▸ **WHAT THE EXERCISE ASKS**
Leave out the pictures and repeat every record exactly.

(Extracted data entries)
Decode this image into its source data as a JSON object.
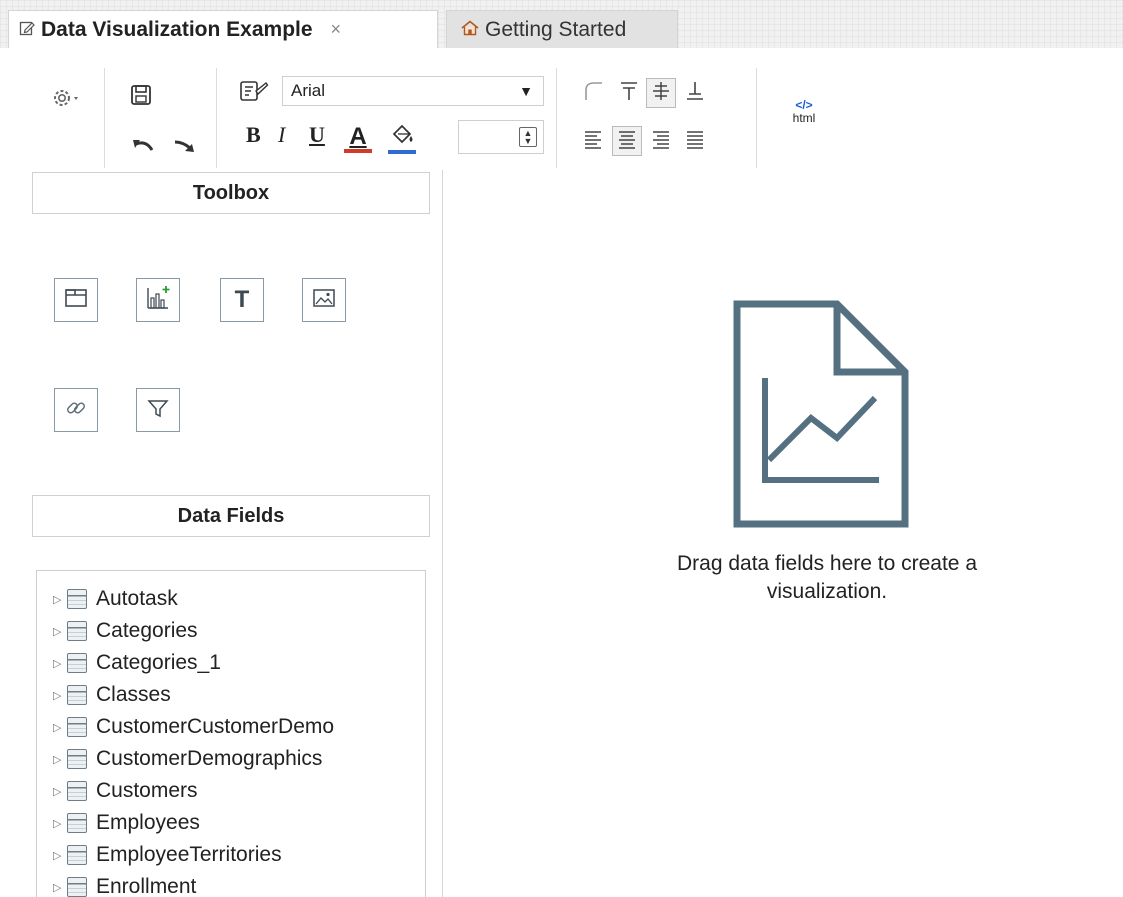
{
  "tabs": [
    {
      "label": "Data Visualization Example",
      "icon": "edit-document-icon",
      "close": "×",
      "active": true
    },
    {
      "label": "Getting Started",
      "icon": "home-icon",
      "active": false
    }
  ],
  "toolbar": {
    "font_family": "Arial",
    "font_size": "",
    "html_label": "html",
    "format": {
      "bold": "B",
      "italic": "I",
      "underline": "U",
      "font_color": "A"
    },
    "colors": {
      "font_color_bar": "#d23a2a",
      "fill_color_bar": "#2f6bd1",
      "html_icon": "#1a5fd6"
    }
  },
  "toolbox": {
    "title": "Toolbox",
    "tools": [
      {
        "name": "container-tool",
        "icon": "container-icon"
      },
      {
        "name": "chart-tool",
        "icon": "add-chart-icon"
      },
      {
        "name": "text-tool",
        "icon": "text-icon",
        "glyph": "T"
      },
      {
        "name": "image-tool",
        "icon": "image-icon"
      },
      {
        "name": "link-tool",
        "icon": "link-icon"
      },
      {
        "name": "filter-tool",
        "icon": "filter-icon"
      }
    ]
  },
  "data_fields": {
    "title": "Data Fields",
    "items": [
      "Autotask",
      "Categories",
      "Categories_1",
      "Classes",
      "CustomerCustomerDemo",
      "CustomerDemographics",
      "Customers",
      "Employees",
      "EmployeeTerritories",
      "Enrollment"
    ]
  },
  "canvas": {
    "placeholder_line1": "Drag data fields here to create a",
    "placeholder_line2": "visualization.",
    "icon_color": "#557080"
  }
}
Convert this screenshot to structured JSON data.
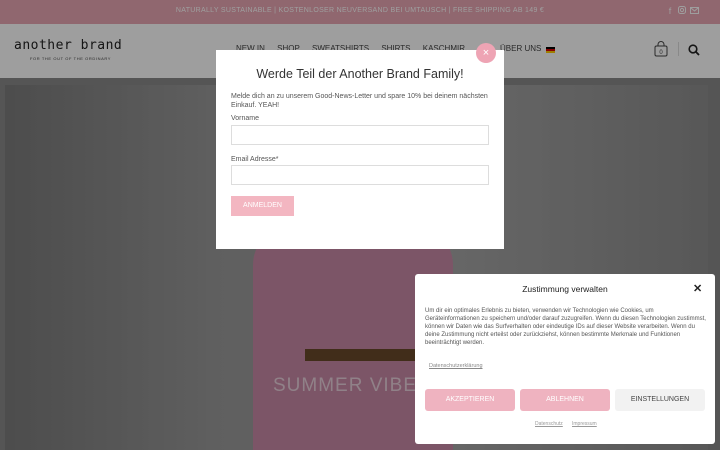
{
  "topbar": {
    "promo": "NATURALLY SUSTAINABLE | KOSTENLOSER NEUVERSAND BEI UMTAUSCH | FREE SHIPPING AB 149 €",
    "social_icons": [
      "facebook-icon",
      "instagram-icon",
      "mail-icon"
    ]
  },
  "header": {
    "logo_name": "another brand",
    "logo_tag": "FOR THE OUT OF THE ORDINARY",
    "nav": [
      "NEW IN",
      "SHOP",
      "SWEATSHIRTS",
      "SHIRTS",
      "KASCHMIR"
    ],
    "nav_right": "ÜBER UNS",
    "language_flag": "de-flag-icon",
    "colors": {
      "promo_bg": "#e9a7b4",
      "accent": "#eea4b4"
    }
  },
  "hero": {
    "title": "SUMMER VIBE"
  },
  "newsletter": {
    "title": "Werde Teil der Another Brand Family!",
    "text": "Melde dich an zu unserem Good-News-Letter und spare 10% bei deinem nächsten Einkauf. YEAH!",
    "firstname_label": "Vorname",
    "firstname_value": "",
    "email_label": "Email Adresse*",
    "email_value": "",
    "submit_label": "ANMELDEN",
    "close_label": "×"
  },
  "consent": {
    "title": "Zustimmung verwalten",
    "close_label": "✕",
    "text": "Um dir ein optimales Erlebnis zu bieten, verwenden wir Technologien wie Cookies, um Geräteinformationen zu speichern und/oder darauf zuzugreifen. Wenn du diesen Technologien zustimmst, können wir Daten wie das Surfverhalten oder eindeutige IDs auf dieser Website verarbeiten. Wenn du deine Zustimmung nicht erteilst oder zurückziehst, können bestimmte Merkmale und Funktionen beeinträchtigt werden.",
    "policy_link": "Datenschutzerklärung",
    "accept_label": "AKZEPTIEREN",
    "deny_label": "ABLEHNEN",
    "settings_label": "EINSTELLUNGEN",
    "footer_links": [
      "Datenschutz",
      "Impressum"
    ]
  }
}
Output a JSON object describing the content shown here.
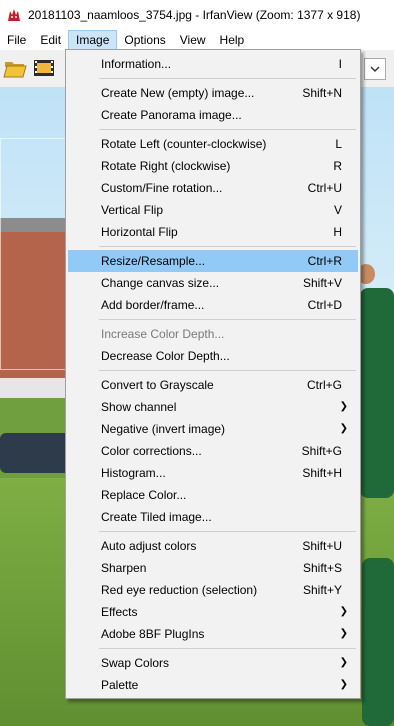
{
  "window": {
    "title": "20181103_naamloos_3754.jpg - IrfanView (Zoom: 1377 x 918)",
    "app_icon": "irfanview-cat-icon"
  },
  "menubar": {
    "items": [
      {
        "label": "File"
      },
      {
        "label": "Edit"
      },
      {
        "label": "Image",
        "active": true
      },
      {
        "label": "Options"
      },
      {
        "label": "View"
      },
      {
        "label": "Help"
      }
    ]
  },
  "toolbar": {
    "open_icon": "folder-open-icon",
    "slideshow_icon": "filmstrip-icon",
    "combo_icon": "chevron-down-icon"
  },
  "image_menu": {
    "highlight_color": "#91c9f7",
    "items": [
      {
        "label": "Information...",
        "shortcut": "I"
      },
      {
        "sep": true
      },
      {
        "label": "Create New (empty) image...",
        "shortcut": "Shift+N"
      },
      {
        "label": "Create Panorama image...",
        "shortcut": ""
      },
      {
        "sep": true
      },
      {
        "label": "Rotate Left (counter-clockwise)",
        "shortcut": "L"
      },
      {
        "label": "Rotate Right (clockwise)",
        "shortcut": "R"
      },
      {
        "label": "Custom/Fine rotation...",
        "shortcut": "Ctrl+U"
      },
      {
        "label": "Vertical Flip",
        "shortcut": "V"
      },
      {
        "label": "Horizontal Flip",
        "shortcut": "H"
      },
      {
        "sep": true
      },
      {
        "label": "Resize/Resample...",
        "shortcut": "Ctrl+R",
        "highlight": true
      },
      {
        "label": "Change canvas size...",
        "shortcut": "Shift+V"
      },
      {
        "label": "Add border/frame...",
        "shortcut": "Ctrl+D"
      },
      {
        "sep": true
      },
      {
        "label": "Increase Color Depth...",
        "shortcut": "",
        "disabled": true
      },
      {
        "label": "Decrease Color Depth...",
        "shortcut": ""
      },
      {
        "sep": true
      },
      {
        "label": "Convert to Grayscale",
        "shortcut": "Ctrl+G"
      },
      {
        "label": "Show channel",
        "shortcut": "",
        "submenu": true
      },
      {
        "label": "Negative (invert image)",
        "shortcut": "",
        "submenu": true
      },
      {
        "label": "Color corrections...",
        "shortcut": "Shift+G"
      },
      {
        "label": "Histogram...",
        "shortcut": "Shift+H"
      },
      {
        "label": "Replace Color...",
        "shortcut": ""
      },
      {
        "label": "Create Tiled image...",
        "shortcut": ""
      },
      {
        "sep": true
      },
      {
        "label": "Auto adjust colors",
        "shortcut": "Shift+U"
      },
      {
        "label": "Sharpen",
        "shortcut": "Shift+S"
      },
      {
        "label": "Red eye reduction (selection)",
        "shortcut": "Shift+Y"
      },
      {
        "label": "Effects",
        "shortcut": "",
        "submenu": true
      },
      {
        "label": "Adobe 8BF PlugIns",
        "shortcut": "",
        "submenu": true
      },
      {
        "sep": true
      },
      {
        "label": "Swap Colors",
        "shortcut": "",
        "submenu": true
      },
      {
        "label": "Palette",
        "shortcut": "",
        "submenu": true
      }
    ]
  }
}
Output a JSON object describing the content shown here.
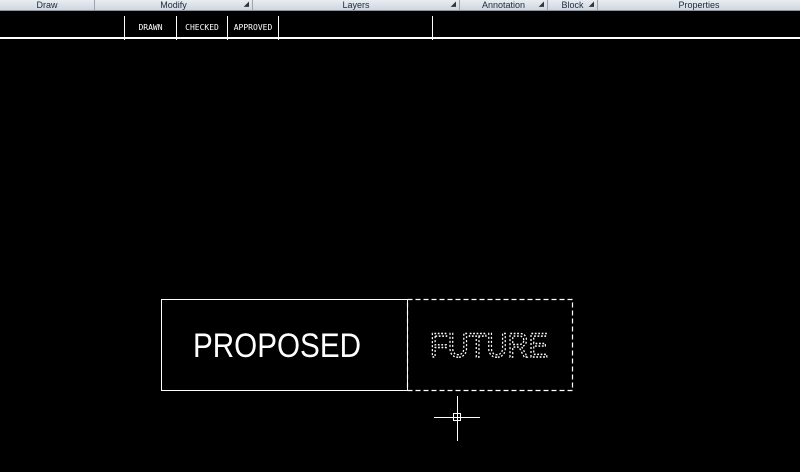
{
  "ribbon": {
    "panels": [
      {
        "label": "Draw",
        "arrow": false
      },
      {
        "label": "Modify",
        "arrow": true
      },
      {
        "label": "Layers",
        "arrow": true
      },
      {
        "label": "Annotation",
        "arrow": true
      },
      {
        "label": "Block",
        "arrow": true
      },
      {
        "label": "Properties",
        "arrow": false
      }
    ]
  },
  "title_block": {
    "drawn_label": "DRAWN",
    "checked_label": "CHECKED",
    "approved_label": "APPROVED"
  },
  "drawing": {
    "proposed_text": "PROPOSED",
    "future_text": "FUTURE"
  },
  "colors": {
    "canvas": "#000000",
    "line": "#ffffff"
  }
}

▸ **OUTPUT OF THE EXERCISE**
Decode this image into its source data as a JSON object.
{
  "tabs": [
    {
      "label": "Data Visualization Example",
      "icon": "edit-document-icon",
      "close": "×",
      "active": true
    },
    {
      "label": "Getting Started",
      "icon": "home-icon",
      "active": false
    }
  ],
  "toolbar": {
    "font_family": "Arial",
    "font_size": "",
    "html_label": "html",
    "format": {
      "bold": "B",
      "italic": "I",
      "underline": "U",
      "font_color": "A"
    },
    "colors": {
      "font_color_bar": "#d23a2a",
      "fill_color_bar": "#2f6bd1",
      "html_icon": "#1a5fd6"
    }
  },
  "toolbox": {
    "title": "Toolbox",
    "tools": [
      {
        "name": "container-tool",
        "icon": "container-icon"
      },
      {
        "name": "chart-tool",
        "icon": "add-chart-icon"
      },
      {
        "name": "text-tool",
        "icon": "text-icon",
        "glyph": "T"
      },
      {
        "name": "image-tool",
        "icon": "image-icon"
      },
      {
        "name": "link-tool",
        "icon": "link-icon"
      },
      {
        "name": "filter-tool",
        "icon": "filter-icon"
      }
    ]
  },
  "data_fields": {
    "title": "Data Fields",
    "items": [
      "Autotask",
      "Categories",
      "Categories_1",
      "Classes",
      "CustomerCustomerDemo",
      "CustomerDemographics",
      "Customers",
      "Employees",
      "EmployeeTerritories",
      "Enrollment"
    ]
  },
  "canvas": {
    "placeholder_line1": "Drag data fields here to create a",
    "placeholder_line2": "visualization.",
    "icon_color": "#557080"
  }
}
Convert this screenshot to structured JSON data.
{
  "topbar": {
    "promo": "NATURALLY SUSTAINABLE | KOSTENLOSER NEUVERSAND BEI UMTAUSCH | FREE SHIPPING AB 149 €",
    "social_icons": [
      "facebook-icon",
      "instagram-icon",
      "mail-icon"
    ]
  },
  "header": {
    "logo_name": "another brand",
    "logo_tag": "FOR THE OUT OF THE ORDINARY",
    "nav": [
      "NEW IN",
      "SHOP",
      "SWEATSHIRTS",
      "SHIRTS",
      "KASCHMIR"
    ],
    "nav_right": "ÜBER UNS",
    "language_flag": "de-flag-icon",
    "colors": {
      "promo_bg": "#e9a7b4",
      "accent": "#eea4b4"
    }
  },
  "hero": {
    "title": "SUMMER VIBE"
  },
  "newsletter": {
    "title": "Werde Teil der Another Brand Family!",
    "text": "Melde dich an zu unserem Good-News-Letter und spare 10% bei deinem nächsten Einkauf. YEAH!",
    "firstname_label": "Vorname",
    "firstname_value": "",
    "email_label": "Email Adresse*",
    "email_value": "",
    "submit_label": "ANMELDEN",
    "close_label": "×"
  },
  "consent": {
    "title": "Zustimmung verwalten",
    "close_label": "✕",
    "text": "Um dir ein optimales Erlebnis zu bieten, verwenden wir Technologien wie Cookies, um Geräteinformationen zu speichern und/oder darauf zuzugreifen. Wenn du diesen Technologien zustimmst, können wir Daten wie das Surfverhalten oder eindeutige IDs auf dieser Website verarbeiten. Wenn du deine Zustimmung nicht erteilst oder zurückziehst, können bestimmte Merkmale und Funktionen beeinträchtigt werden.",
    "policy_link": "Datenschutzerklärung",
    "accept_label": "AKZEPTIEREN",
    "deny_label": "ABLEHNEN",
    "settings_label": "EINSTELLUNGEN",
    "footer_links": [
      "Datenschutz",
      "Impressum"
    ]
  }
}
Output a JSON object describing the content shown here.
{
  "window": {
    "title": "20181103_naamloos_3754.jpg - IrfanView (Zoom: 1377 x 918)",
    "app_icon": "irfanview-cat-icon"
  },
  "menubar": {
    "items": [
      {
        "label": "File"
      },
      {
        "label": "Edit"
      },
      {
        "label": "Image",
        "active": true
      },
      {
        "label": "Options"
      },
      {
        "label": "View"
      },
      {
        "label": "Help"
      }
    ]
  },
  "toolbar": {
    "open_icon": "folder-open-icon",
    "slideshow_icon": "filmstrip-icon",
    "combo_icon": "chevron-down-icon"
  },
  "image_menu": {
    "highlight_color": "#91c9f7",
    "items": [
      {
        "label": "Information...",
        "shortcut": "I"
      },
      {
        "sep": true
      },
      {
        "label": "Create New (empty) image...",
        "shortcut": "Shift+N"
      },
      {
        "label": "Create Panorama image...",
        "shortcut": ""
      },
      {
        "sep": true
      },
      {
        "label": "Rotate Left (counter-clockwise)",
        "shortcut": "L"
      },
      {
        "label": "Rotate Right (clockwise)",
        "shortcut": "R"
      },
      {
        "label": "Custom/Fine rotation...",
        "shortcut": "Ctrl+U"
      },
      {
        "label": "Vertical Flip",
        "shortcut": "V"
      },
      {
        "label": "Horizontal Flip",
        "shortcut": "H"
      },
      {
        "sep": true
      },
      {
        "label": "Resize/Resample...",
        "shortcut": "Ctrl+R",
        "highlight": true
      },
      {
        "label": "Change canvas size...",
        "shortcut": "Shift+V"
      },
      {
        "label": "Add border/frame...",
        "shortcut": "Ctrl+D"
      },
      {
        "sep": true
      },
      {
        "label": "Increase Color Depth...",
        "shortcut": "",
        "disabled": true
      },
      {
        "label": "Decrease Color Depth...",
        "shortcut": ""
      },
      {
        "sep": true
      },
      {
        "label": "Convert to Grayscale",
        "shortcut": "Ctrl+G"
      },
      {
        "label": "Show channel",
        "shortcut": "",
        "submenu": true
      },
      {
        "label": "Negative (invert image)",
        "shortcut": "",
        "submenu": true
      },
      {
        "label": "Color corrections...",
        "shortcut": "Shift+G"
      },
      {
        "label": "Histogram...",
        "shortcut": "Shift+H"
      },
      {
        "label": "Replace Color...",
        "shortcut": ""
      },
      {
        "label": "Create Tiled image...",
        "shortcut": ""
      },
      {
        "sep": true
      },
      {
        "label": "Auto adjust colors",
        "shortcut": "Shift+U"
      },
      {
        "label": "Sharpen",
        "shortcut": "Shift+S"
      },
      {
        "label": "Red eye reduction (selection)",
        "shortcut": "Shift+Y"
      },
      {
        "label": "Effects",
        "shortcut": "",
        "submenu": true
      },
      {
        "label": "Adobe 8BF PlugIns",
        "shortcut": "",
        "submenu": true
      },
      {
        "sep": true
      },
      {
        "label": "Swap Colors",
        "shortcut": "",
        "submenu": true
      },
      {
        "label": "Palette",
        "shortcut": "",
        "submenu": true
      }
    ]
  }
}
Output a JSON object describing the content shown here.
{
  "ribbon": {
    "panels": [
      {
        "label": "Draw",
        "arrow": false
      },
      {
        "label": "Modify",
        "arrow": true
      },
      {
        "label": "Layers",
        "arrow": true
      },
      {
        "label": "Annotation",
        "arrow": true
      },
      {
        "label": "Block",
        "arrow": true
      },
      {
        "label": "Properties",
        "arrow": false
      }
    ]
  },
  "title_block": {
    "drawn_label": "DRAWN",
    "checked_label": "CHECKED",
    "approved_label": "APPROVED"
  },
  "drawing": {
    "proposed_text": "PROPOSED",
    "future_text": "FUTURE"
  },
  "colors": {
    "canvas": "#000000",
    "line": "#ffffff"
  }
}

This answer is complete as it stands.